→ Required task:
For the data below, report only the number of lines containing the string "this".

-- start --

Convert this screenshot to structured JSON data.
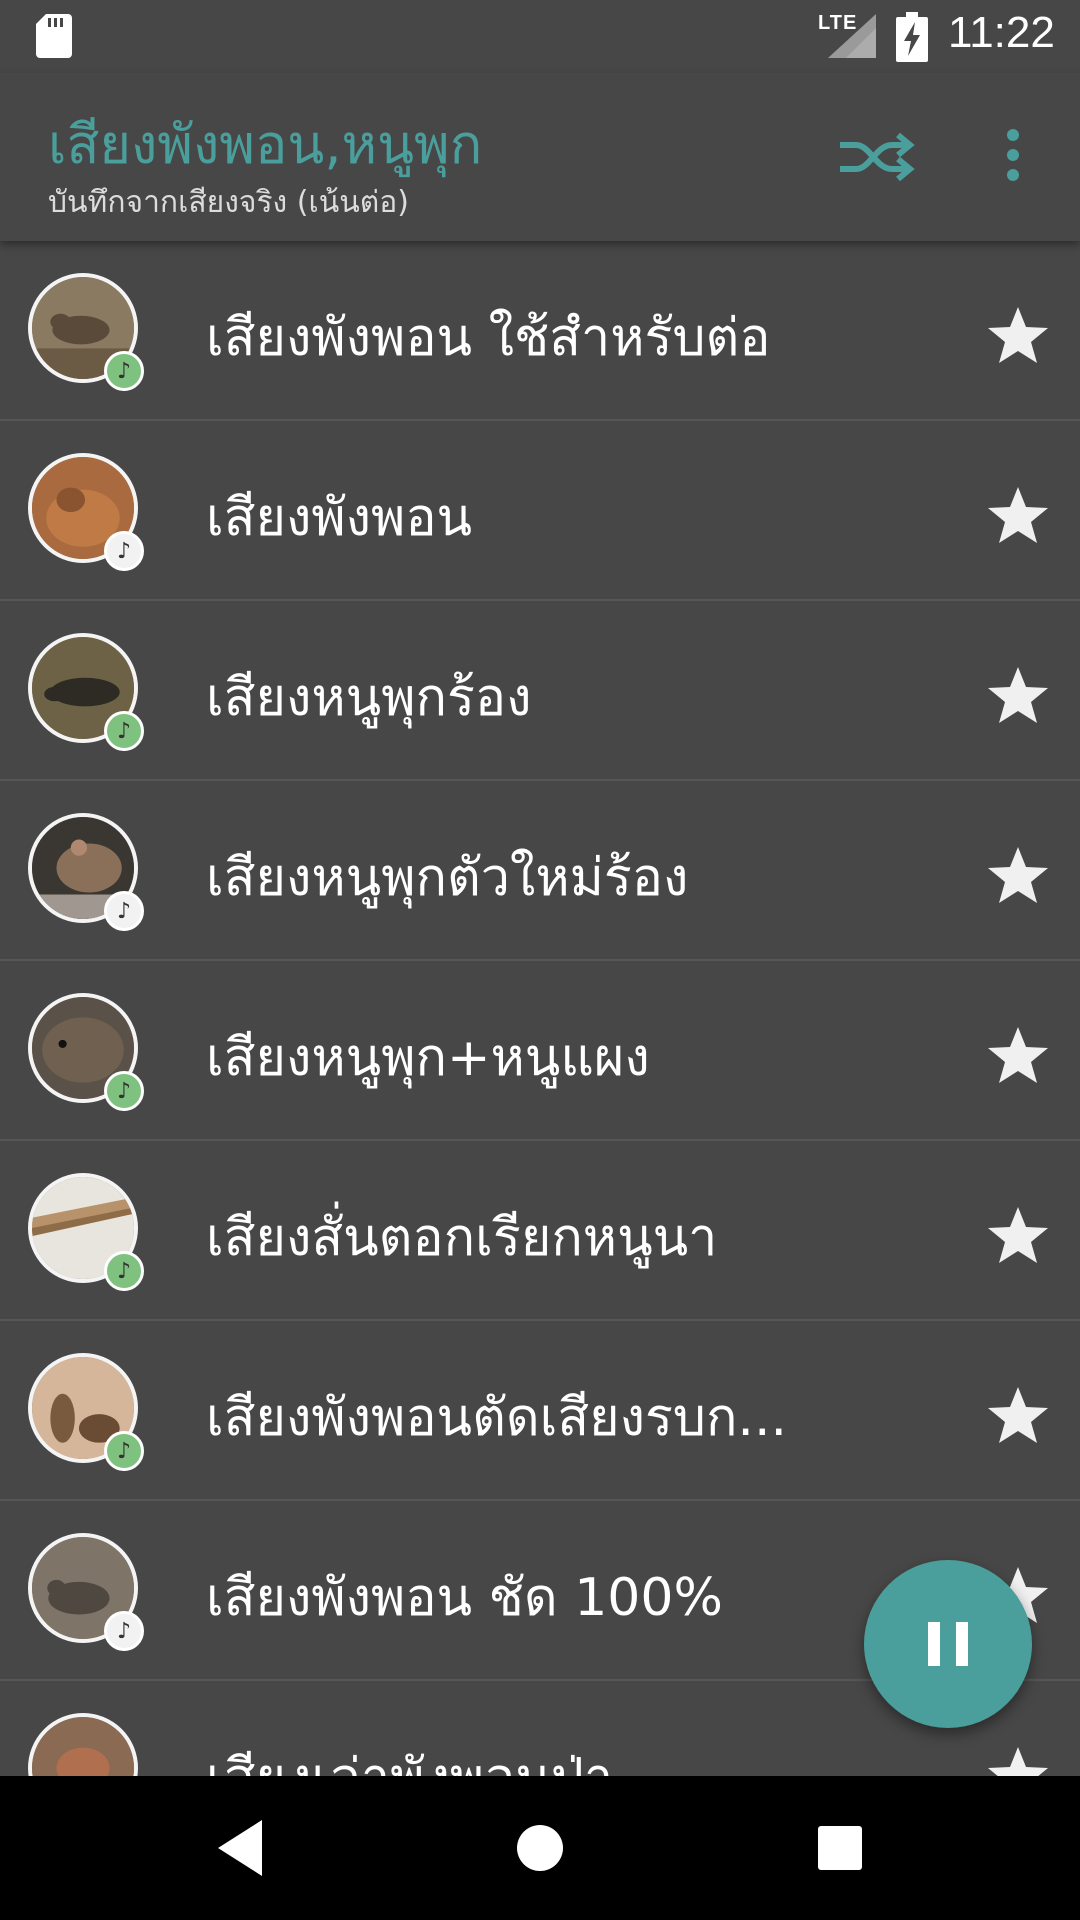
{
  "status_bar": {
    "time": "11:22",
    "network": "LTE",
    "icons": [
      "sd-card-icon",
      "signal-icon",
      "battery-charging-icon"
    ]
  },
  "app_bar": {
    "title": "เสียงพังพอน,หนูพุก",
    "subtitle": "บันทึกจากเสียงจริง (เน้นต่อ)",
    "actions": [
      "shuffle-icon",
      "more-vert-icon"
    ]
  },
  "list": {
    "items": [
      {
        "title": "เสียงพังพอน ใช้สำหรับต่อ",
        "badge": "green",
        "image": "mongoose"
      },
      {
        "title": "เสียงพังพอน",
        "badge": "white",
        "image": "mongoose-orange"
      },
      {
        "title": "เสียงหนูพุกร้อง",
        "badge": "green",
        "image": "rat-dark"
      },
      {
        "title": "เสียงหนูพุกตัวใหม่ร้อง",
        "badge": "white",
        "image": "rat-brown"
      },
      {
        "title": "เสียงหนูพุก+หนูแผง",
        "badge": "green",
        "image": "rat-grey"
      },
      {
        "title": "เสียงสั่นตอกเรียกหนูนา",
        "badge": "green",
        "image": "reeds"
      },
      {
        "title": "เสียงพังพอนตัดเสียงรบก...",
        "badge": "green",
        "image": "mongoose-pair"
      },
      {
        "title": "เสียงพังพอน ชัด 100%",
        "badge": "white",
        "image": "mongoose-grey"
      },
      {
        "title": "เสียงเล่าพังพอนป่า",
        "badge": "green",
        "image": "mongoose-red"
      }
    ]
  },
  "fab": {
    "icon": "pause-icon",
    "color": "#4a9e9b"
  },
  "nav_bar": {
    "icons": [
      "back-icon",
      "home-icon",
      "recents-icon"
    ]
  },
  "colors": {
    "accent": "#4a9e9b",
    "background": "#474747",
    "badge_green": "#7fc27f"
  }
}
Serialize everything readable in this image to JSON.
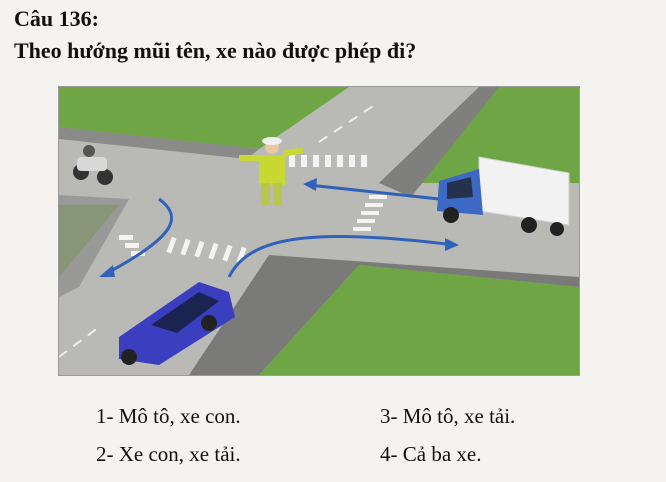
{
  "question": {
    "number": "Câu 136:",
    "text": "Theo hướng mũi tên, xe nào được phép đi?"
  },
  "illustration": {
    "description_icons": [
      "motorcycle-icon",
      "car-icon",
      "truck-icon",
      "traffic-police-icon"
    ],
    "colors": {
      "grass": "#6ea545",
      "road": "#b9bab6",
      "paving": "#7f7f7d",
      "arrow": "#2f62b8",
      "car": "#3a3fc0",
      "truck_cab": "#3d68c4",
      "truck_box": "#f2f2f2"
    }
  },
  "options": [
    {
      "label": "1- Mô tô, xe con."
    },
    {
      "label": "2- Xe con, xe tải."
    },
    {
      "label": "3- Mô tô, xe tải."
    },
    {
      "label": "4- Cả ba xe."
    }
  ]
}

-- end --

→ Task result:
2